## PROBLEM REQUIREMENTS:
Below are some entries. Output each one exactly as it appears.

## RECORDED INFORMATION:

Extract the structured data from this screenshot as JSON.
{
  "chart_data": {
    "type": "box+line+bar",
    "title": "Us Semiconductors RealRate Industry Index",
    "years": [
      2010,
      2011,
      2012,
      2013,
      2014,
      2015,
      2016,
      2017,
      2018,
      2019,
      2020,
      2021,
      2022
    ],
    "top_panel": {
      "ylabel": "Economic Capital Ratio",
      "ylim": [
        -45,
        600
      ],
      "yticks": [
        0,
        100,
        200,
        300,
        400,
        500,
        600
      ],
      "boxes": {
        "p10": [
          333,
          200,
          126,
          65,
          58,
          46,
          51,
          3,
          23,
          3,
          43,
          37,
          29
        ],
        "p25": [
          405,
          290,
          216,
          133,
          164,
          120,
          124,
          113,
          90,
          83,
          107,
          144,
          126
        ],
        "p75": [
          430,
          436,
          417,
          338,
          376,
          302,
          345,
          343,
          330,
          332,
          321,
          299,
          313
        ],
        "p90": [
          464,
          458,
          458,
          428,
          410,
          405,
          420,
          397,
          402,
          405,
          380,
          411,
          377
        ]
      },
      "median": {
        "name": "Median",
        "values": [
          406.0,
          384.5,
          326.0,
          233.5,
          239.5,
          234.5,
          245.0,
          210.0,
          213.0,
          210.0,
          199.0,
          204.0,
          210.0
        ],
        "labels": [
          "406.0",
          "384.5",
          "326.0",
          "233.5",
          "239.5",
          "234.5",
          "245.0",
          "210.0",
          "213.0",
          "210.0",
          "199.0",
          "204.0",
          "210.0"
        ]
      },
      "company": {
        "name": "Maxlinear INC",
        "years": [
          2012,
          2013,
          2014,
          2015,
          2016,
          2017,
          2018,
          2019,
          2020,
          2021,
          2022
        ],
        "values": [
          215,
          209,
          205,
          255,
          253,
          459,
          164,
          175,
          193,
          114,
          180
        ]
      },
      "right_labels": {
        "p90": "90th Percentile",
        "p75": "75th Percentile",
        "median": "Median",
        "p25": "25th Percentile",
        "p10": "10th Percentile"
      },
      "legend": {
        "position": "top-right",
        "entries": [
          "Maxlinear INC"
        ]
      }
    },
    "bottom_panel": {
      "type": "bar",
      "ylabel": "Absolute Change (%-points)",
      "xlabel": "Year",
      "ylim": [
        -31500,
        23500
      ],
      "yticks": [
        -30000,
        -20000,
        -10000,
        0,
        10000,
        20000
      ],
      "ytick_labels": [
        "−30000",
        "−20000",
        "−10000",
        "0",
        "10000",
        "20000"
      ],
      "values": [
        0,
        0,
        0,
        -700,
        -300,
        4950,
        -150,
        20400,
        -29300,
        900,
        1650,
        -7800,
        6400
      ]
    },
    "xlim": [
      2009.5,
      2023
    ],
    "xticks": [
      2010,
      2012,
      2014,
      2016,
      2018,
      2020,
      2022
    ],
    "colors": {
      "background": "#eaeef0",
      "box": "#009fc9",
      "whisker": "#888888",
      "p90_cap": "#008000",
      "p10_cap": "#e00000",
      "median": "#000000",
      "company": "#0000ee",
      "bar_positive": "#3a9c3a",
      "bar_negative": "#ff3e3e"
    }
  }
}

## RESPONSE TO THIS EXERCISE:
Extract the structured data from this screenshot as JSON.
{
  "chart_data": {
    "type": "box+line+bar",
    "title": "Us Semiconductors RealRate Industry Index",
    "years": [
      2010,
      2011,
      2012,
      2013,
      2014,
      2015,
      2016,
      2017,
      2018,
      2019,
      2020,
      2021,
      2022
    ],
    "top_panel": {
      "ylabel": "Economic Capital Ratio",
      "ylim": [
        -45,
        600
      ],
      "yticks": [
        0,
        100,
        200,
        300,
        400,
        500,
        600
      ],
      "boxes": {
        "p10": [
          333,
          200,
          126,
          65,
          58,
          46,
          51,
          3,
          23,
          3,
          43,
          37,
          29
        ],
        "p25": [
          405,
          290,
          216,
          133,
          164,
          120,
          124,
          113,
          90,
          83,
          107,
          144,
          126
        ],
        "p75": [
          430,
          436,
          417,
          338,
          376,
          302,
          345,
          343,
          330,
          332,
          321,
          299,
          313
        ],
        "p90": [
          464,
          458,
          458,
          428,
          410,
          405,
          420,
          397,
          402,
          405,
          380,
          411,
          377
        ]
      },
      "median": {
        "name": "Median",
        "values": [
          406.0,
          384.5,
          326.0,
          233.5,
          239.5,
          234.5,
          245.0,
          210.0,
          213.0,
          210.0,
          199.0,
          204.0,
          210.0
        ],
        "labels": [
          "406.0",
          "384.5",
          "326.0",
          "233.5",
          "239.5",
          "234.5",
          "245.0",
          "210.0",
          "213.0",
          "210.0",
          "199.0",
          "204.0",
          "210.0"
        ]
      },
      "company": {
        "name": "Maxlinear INC",
        "years": [
          2012,
          2013,
          2014,
          2015,
          2016,
          2017,
          2018,
          2019,
          2020,
          2021,
          2022
        ],
        "values": [
          215,
          209,
          205,
          255,
          253,
          459,
          164,
          175,
          193,
          114,
          180
        ]
      },
      "right_labels": {
        "p90": "90th Percentile",
        "p75": "75th Percentile",
        "median": "Median",
        "p25": "25th Percentile",
        "p10": "10th Percentile"
      },
      "legend": {
        "position": "top-right",
        "entries": [
          "Maxlinear INC"
        ]
      }
    },
    "bottom_panel": {
      "type": "bar",
      "ylabel": "Absolute Change (%-points)",
      "xlabel": "Year",
      "ylim": [
        -31500,
        23500
      ],
      "yticks": [
        -30000,
        -20000,
        -10000,
        0,
        10000,
        20000
      ],
      "ytick_labels": [
        "−30000",
        "−20000",
        "−10000",
        "0",
        "10000",
        "20000"
      ],
      "values": [
        0,
        0,
        0,
        -700,
        -300,
        4950,
        -150,
        20400,
        -29300,
        900,
        1650,
        -7800,
        6400
      ]
    },
    "xlim": [
      2009.5,
      2023
    ],
    "xticks": [
      2010,
      2012,
      2014,
      2016,
      2018,
      2020,
      2022
    ],
    "colors": {
      "background": "#eaeef0",
      "box": "#009fc9",
      "whisker": "#888888",
      "p90_cap": "#008000",
      "p10_cap": "#e00000",
      "median": "#000000",
      "company": "#0000ee",
      "bar_positive": "#3a9c3a",
      "bar_negative": "#ff3e3e"
    }
  }
}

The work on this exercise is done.